- THE EXERCISE
Please quote the material exactly, every line of it.
☆ ☆ ☆ ☆ ☆ ☆ ☆
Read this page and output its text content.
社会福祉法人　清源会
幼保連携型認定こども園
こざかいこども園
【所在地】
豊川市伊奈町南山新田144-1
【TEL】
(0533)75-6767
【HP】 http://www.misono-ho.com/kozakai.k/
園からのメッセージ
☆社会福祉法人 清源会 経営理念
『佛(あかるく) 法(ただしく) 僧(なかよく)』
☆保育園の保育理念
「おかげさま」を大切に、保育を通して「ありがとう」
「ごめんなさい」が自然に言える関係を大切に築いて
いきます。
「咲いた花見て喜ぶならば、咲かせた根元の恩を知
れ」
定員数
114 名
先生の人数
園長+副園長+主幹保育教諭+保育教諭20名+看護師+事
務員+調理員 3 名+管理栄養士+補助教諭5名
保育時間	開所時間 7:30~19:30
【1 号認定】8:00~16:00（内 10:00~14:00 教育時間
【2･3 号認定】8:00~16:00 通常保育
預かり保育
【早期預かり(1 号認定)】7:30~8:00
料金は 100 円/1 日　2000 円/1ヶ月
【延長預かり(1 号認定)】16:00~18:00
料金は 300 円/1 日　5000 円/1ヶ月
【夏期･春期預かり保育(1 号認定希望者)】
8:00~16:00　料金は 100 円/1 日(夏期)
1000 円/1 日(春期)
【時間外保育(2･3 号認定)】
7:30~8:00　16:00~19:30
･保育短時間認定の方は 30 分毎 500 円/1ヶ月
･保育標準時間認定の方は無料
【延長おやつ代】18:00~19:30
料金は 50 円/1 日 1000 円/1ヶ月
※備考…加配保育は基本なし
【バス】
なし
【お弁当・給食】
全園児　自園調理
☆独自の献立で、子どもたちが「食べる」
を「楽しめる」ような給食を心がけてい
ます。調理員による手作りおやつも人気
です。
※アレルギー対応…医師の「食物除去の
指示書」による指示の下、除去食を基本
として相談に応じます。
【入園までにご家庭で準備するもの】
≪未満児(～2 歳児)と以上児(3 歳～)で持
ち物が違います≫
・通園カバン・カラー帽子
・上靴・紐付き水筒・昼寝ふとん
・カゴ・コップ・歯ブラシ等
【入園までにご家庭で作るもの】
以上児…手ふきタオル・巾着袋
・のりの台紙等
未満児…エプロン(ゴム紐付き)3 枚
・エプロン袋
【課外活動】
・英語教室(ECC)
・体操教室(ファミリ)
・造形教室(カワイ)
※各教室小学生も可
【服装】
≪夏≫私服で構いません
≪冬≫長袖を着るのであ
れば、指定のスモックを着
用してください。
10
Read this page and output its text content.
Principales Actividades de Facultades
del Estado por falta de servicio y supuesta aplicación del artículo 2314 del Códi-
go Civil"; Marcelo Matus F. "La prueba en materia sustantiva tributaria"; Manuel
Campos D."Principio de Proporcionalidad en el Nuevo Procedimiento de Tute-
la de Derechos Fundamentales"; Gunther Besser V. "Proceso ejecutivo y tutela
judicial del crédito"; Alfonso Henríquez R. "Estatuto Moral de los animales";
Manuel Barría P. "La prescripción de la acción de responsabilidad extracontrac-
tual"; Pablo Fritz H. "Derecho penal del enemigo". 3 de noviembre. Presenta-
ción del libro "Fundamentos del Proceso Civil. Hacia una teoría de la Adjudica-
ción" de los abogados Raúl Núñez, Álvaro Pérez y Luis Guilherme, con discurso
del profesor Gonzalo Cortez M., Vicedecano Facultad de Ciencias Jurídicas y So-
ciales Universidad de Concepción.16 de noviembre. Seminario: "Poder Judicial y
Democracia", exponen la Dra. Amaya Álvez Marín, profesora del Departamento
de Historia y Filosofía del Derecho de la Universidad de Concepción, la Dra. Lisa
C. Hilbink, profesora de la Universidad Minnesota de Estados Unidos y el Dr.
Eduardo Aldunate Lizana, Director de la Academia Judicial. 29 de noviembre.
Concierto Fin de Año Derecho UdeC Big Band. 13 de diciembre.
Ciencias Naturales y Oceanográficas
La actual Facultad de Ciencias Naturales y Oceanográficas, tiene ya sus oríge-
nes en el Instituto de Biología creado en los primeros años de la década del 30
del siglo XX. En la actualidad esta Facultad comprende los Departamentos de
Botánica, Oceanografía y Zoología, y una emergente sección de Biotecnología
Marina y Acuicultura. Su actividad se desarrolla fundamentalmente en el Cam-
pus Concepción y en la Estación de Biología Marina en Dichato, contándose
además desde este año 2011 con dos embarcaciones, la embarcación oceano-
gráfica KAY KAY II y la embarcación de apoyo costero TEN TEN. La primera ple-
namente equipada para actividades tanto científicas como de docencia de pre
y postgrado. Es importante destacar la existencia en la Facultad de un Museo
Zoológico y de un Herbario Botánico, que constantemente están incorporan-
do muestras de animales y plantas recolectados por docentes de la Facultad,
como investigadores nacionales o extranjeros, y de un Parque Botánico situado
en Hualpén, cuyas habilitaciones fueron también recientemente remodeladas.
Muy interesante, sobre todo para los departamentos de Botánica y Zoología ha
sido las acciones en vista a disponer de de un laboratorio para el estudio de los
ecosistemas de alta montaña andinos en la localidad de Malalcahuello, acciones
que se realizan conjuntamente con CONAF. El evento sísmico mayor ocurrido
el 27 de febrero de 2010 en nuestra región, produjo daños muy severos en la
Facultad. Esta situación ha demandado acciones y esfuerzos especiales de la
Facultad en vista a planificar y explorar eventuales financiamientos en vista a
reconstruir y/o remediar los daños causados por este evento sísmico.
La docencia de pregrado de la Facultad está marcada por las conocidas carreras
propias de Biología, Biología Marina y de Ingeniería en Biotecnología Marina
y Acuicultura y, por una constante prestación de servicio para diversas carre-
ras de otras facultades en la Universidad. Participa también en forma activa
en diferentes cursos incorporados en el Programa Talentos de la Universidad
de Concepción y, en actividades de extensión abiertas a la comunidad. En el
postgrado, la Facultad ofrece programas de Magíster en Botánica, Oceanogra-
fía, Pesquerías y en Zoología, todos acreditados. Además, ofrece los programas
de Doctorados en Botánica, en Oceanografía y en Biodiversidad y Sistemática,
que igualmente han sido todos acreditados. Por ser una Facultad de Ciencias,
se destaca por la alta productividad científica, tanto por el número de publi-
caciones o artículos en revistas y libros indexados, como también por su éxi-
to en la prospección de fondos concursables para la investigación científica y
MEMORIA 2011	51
☆ ☆ ☆ ☆ ☆ ☆ ☆
- ANSWER TO THIS EXERCISE
Read this page and output its text content.
社会福祉法人　清源会
幼保連携型認定こども園
こざかいこども園
【所在地】
豊川市伊奈町南山新田144-1
【TEL】
(0533)75-6767
【HP】 http://www.misono-ho.com/kozakai.k/
園からのメッセージ
☆社会福祉法人 清源会 経営理念
『佛(あかるく) 法(ただしく) 僧(なかよく)』
☆保育園の保育理念
「おかげさま」を大切に、保育を通して「ありがとう」
「ごめんなさい」が自然に言える関係を大切に築いて
いきます。
「咲いた花見て喜ぶならば、咲かせた根元の恩を知
れ」
定員数
114 名
先生の人数
園長+副園長+主幹保育教諭+保育教諭20名+看護師+事
務員+調理員 3 名+管理栄養士+補助教諭5名
保育時間	開所時間 7:30~19:30
【1 号認定】8:00~16:00（内 10:00~14:00 教育時間
【2･3 号認定】8:00~16:00 通常保育
預かり保育
【早期預かり(1 号認定)】7:30~8:00
料金は 100 円/1 日　2000 円/1ヶ月
【延長預かり(1 号認定)】16:00~18:00
料金は 300 円/1 日　5000 円/1ヶ月
【夏期･春期預かり保育(1 号認定希望者)】
8:00~16:00　料金は 100 円/1 日(夏期)
1000 円/1 日(春期)
【時間外保育(2･3 号認定)】
7:30~8:00　16:00~19:30
･保育短時間認定の方は 30 分毎 500 円/1ヶ月
･保育標準時間認定の方は無料
【延長おやつ代】18:00~19:30
料金は 50 円/1 日 1000 円/1ヶ月
※備考…加配保育は基本なし
【バス】
なし
【お弁当・給食】
全園児　自園調理
☆独自の献立で、子どもたちが「食べる」
を「楽しめる」ような給食を心がけてい
ます。調理員による手作りおやつも人気
です。
※アレルギー対応…医師の「食物除去の
指示書」による指示の下、除去食を基本
として相談に応じます。
【入園までにご家庭で準備するもの】
≪未満児(～2 歳児)と以上児(3 歳～)で持
ち物が違います≫
・通園カバン・カラー帽子
・上靴・紐付き水筒・昼寝ふとん
・カゴ・コップ・歯ブラシ等
【入園までにご家庭で作るもの】
以上児…手ふきタオル・巾着袋
・のりの台紙等
未満児…エプロン(ゴム紐付き)3 枚
・エプロン袋
【課外活動】
・英語教室(ECC)
・体操教室(ファミリ)
・造形教室(カワイ)
※各教室小学生も可
【服装】
≪夏≫私服で構いません
≪冬≫長袖を着るのであ
れば、指定のスモックを着
用してください。
10
Read this page and output its text content.
Principales Actividades de Facultades
del Estado por falta de servicio y supuesta aplicación del artículo 2314 del Códi-
go Civil"; Marcelo Matus F. "La prueba en materia sustantiva tributaria"; Manuel
Campos D."Principio de Proporcionalidad en el Nuevo Procedimiento de Tute-
la de Derechos Fundamentales"; Gunther Besser V. "Proceso ejecutivo y tutela
judicial del crédito"; Alfonso Henríquez R. "Estatuto Moral de los animales";
Manuel Barría P. "La prescripción de la acción de responsabilidad extracontrac-
tual"; Pablo Fritz H. "Derecho penal del enemigo". 3 de noviembre. Presenta-
ción del libro "Fundamentos del Proceso Civil. Hacia una teoría de la Adjudica-
ción" de los abogados Raúl Núñez, Álvaro Pérez y Luis Guilherme, con discurso
del profesor Gonzalo Cortez M., Vicedecano Facultad de Ciencias Jurídicas y So-
ciales Universidad de Concepción.16 de noviembre. Seminario: "Poder Judicial y
Democracia", exponen la Dra. Amaya Álvez Marín, profesora del Departamento
de Historia y Filosofía del Derecho de la Universidad de Concepción, la Dra. Lisa
C. Hilbink, profesora de la Universidad Minnesota de Estados Unidos y el Dr.
Eduardo Aldunate Lizana, Director de la Academia Judicial. 29 de noviembre.
Concierto Fin de Año Derecho UdeC Big Band. 13 de diciembre.
Ciencias Naturales y Oceanográficas
La actual Facultad de Ciencias Naturales y Oceanográficas, tiene ya sus oríge-
nes en el Instituto de Biología creado en los primeros años de la década del 30
del siglo XX. En la actualidad esta Facultad comprende los Departamentos de
Botánica, Oceanografía y Zoología, y una emergente sección de Biotecnología
Marina y Acuicultura. Su actividad se desarrolla fundamentalmente en el Cam-
pus Concepción y en la Estación de Biología Marina en Dichato, contándose
además desde este año 2011 con dos embarcaciones, la embarcación oceano-
gráfica KAY KAY II y la embarcación de apoyo costero TEN TEN. La primera ple-
namente equipada para actividades tanto científicas como de docencia de pre
y postgrado. Es importante destacar la existencia en la Facultad de un Museo
Zoológico y de un Herbario Botánico, que constantemente están incorporan-
do muestras de animales y plantas recolectados por docentes de la Facultad,
como investigadores nacionales o extranjeros, y de un Parque Botánico situado
en Hualpén, cuyas habilitaciones fueron también recientemente remodeladas.
Muy interesante, sobre todo para los departamentos de Botánica y Zoología ha
sido las acciones en vista a disponer de de un laboratorio para el estudio de los
ecosistemas de alta montaña andinos en la localidad de Malalcahuello, acciones
que se realizan conjuntamente con CONAF. El evento sísmico mayor ocurrido
el 27 de febrero de 2010 en nuestra región, produjo daños muy severos en la
Facultad. Esta situación ha demandado acciones y esfuerzos especiales de la
Facultad en vista a planificar y explorar eventuales financiamientos en vista a
reconstruir y/o remediar los daños causados por este evento sísmico.
La docencia de pregrado de la Facultad está marcada por las conocidas carreras
propias de Biología, Biología Marina y de Ingeniería en Biotecnología Marina
y Acuicultura y, por una constante prestación de servicio para diversas carre-
ras de otras facultades en la Universidad. Participa también en forma activa
en diferentes cursos incorporados en el Programa Talentos de la Universidad
de Concepción y, en actividades de extensión abiertas a la comunidad. En el
postgrado, la Facultad ofrece programas de Magíster en Botánica, Oceanogra-
fía, Pesquerías y en Zoología, todos acreditados. Además, ofrece los programas
de Doctorados en Botánica, en Oceanografía y en Biodiversidad y Sistemática,
que igualmente han sido todos acreditados. Por ser una Facultad de Ciencias,
se destaca por la alta productividad científica, tanto por el número de publi-
caciones o artículos en revistas y libros indexados, como también por su éxi-
to en la prospección de fondos concursables para la investigación científica y
MEMORIA 2011	51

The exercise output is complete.